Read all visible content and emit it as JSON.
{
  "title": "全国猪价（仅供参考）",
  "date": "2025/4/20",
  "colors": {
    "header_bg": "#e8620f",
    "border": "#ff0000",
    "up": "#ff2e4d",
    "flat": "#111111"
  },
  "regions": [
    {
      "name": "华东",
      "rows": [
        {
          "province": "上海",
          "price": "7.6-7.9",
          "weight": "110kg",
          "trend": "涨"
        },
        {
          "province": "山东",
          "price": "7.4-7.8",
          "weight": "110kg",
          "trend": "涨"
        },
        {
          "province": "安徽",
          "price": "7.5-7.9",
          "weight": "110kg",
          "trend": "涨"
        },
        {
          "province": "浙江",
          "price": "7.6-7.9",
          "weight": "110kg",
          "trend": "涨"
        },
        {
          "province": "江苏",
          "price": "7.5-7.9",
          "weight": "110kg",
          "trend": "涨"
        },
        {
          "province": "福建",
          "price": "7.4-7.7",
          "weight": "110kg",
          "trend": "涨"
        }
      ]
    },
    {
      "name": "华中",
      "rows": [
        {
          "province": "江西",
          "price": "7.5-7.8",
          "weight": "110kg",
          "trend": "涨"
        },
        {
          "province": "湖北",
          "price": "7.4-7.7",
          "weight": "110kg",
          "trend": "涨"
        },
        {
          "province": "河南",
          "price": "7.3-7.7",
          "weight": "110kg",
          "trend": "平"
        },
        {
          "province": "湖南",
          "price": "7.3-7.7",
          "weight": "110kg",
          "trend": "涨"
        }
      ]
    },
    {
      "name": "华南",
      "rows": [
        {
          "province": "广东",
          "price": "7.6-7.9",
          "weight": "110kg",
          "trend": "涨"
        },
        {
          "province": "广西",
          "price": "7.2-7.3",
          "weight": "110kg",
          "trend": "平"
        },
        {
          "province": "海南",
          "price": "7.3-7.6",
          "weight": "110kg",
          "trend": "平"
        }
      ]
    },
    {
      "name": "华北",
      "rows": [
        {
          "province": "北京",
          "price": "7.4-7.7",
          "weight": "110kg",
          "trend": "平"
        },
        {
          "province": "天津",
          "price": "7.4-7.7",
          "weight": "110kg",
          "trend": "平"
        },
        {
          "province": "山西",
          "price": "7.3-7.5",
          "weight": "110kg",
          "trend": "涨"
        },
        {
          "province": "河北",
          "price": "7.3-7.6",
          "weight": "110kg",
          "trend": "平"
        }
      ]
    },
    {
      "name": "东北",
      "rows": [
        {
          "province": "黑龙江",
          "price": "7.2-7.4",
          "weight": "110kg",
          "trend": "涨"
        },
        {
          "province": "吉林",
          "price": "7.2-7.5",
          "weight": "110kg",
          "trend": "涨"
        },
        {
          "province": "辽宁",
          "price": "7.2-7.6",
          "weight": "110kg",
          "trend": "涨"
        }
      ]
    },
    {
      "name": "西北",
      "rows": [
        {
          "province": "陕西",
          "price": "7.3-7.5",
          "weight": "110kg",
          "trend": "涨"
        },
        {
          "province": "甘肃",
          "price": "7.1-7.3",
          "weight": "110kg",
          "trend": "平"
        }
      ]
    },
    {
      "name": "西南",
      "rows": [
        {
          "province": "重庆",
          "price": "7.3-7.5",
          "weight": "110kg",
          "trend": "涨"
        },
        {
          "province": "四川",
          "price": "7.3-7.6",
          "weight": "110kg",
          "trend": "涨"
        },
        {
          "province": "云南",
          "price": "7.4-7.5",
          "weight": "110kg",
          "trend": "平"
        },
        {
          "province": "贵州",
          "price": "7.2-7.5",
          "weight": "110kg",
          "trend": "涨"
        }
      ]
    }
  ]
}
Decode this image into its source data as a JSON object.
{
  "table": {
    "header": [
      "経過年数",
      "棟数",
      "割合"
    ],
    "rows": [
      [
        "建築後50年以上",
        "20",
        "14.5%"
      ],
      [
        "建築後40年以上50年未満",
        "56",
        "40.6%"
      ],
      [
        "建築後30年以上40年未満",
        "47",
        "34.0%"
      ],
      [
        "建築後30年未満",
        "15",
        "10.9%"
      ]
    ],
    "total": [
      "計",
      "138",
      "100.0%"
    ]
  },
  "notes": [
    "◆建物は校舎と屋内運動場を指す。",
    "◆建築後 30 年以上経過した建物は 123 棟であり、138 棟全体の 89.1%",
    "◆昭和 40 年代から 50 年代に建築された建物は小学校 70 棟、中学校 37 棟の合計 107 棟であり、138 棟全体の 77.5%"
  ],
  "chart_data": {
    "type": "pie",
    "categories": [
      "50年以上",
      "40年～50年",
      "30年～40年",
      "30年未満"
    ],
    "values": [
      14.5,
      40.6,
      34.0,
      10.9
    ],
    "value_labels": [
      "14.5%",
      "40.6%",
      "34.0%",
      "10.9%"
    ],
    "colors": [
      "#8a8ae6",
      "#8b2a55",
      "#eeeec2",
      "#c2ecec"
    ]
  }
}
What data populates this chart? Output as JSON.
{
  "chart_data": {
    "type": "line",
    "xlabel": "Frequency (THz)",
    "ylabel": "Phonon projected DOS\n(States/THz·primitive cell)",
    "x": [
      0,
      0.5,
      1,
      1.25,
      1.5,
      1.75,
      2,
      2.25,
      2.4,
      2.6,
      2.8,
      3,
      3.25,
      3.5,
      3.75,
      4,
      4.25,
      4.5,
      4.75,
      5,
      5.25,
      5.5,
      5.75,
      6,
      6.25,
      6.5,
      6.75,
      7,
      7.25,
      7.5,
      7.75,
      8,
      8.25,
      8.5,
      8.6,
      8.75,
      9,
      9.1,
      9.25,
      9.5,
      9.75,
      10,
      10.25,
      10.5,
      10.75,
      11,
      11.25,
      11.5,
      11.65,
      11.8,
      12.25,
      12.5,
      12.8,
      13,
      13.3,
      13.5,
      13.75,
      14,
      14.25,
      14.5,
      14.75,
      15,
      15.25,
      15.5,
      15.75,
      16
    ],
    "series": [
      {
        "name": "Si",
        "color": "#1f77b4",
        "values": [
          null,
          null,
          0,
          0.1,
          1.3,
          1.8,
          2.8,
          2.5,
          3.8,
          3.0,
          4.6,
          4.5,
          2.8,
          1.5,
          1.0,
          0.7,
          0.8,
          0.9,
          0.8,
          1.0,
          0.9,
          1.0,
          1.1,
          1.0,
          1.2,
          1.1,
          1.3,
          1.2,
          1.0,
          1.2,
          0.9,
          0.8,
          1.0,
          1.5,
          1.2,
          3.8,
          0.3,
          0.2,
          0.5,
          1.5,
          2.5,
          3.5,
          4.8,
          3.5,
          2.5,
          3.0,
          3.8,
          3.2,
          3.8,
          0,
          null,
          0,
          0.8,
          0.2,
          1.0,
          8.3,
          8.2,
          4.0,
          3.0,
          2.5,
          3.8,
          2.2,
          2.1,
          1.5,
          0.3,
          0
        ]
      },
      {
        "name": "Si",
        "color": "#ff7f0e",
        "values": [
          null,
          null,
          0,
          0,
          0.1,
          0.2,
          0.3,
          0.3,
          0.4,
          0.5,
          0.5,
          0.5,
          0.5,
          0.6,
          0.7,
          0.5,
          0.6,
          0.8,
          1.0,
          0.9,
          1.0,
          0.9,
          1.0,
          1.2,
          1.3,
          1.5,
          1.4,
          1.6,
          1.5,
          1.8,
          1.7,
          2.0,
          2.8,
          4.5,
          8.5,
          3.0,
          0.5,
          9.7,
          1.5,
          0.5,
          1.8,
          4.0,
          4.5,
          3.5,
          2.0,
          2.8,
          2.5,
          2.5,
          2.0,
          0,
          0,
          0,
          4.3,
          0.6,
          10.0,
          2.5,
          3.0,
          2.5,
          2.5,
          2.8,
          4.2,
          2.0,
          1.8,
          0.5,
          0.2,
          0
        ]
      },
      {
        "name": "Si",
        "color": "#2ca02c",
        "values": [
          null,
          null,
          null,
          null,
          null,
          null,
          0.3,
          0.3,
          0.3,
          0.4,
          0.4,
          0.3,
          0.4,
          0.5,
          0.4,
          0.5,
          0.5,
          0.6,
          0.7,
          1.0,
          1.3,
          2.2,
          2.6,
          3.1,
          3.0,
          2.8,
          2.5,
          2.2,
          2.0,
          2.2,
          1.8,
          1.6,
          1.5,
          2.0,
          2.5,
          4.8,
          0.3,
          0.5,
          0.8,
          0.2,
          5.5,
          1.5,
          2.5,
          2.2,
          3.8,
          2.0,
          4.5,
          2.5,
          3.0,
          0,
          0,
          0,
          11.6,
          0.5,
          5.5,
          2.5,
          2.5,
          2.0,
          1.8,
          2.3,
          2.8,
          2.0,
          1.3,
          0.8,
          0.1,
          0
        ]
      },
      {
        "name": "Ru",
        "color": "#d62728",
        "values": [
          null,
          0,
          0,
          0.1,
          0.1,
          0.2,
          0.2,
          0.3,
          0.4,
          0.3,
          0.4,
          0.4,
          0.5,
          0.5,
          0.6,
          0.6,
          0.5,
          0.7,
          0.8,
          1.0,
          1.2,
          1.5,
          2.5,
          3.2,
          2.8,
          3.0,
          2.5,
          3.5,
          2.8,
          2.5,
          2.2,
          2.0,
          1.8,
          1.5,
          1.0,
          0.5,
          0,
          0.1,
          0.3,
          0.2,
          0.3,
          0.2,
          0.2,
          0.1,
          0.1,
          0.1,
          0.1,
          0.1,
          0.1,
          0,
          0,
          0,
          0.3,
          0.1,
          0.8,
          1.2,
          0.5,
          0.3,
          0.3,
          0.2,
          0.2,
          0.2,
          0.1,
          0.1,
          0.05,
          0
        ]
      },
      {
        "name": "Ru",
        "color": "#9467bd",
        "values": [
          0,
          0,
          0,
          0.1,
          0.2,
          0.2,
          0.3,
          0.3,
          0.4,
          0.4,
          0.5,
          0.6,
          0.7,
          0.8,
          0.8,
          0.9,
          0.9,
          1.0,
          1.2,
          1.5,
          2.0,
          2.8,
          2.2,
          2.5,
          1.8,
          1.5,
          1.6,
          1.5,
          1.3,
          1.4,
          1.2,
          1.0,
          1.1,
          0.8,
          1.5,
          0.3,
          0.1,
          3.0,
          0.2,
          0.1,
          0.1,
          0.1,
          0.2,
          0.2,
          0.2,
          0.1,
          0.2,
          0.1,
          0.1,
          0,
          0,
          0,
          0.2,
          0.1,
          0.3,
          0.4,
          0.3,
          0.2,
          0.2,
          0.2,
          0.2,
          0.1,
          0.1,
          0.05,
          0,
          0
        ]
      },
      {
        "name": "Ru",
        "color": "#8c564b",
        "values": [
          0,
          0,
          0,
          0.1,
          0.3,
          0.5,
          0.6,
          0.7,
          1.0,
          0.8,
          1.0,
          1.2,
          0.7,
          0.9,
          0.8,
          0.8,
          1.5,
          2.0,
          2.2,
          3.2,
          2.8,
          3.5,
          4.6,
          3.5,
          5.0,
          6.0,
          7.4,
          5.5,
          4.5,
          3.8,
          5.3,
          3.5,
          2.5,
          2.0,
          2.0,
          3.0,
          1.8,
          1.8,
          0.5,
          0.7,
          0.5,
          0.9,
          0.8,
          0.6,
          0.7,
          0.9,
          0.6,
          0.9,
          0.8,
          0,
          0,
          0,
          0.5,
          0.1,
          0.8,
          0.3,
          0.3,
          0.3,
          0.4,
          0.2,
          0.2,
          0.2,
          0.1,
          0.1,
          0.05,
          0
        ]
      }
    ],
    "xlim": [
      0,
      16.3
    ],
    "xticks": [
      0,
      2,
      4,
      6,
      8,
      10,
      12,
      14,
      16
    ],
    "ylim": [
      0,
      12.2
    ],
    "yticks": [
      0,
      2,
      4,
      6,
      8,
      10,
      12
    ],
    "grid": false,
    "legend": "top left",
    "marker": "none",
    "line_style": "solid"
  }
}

The exercise
Find the word "this" in the records and pull out each line that has it.

Complete answer
Decode this image into its source data as a JSON object.
What data populates this chart? Output as JSON.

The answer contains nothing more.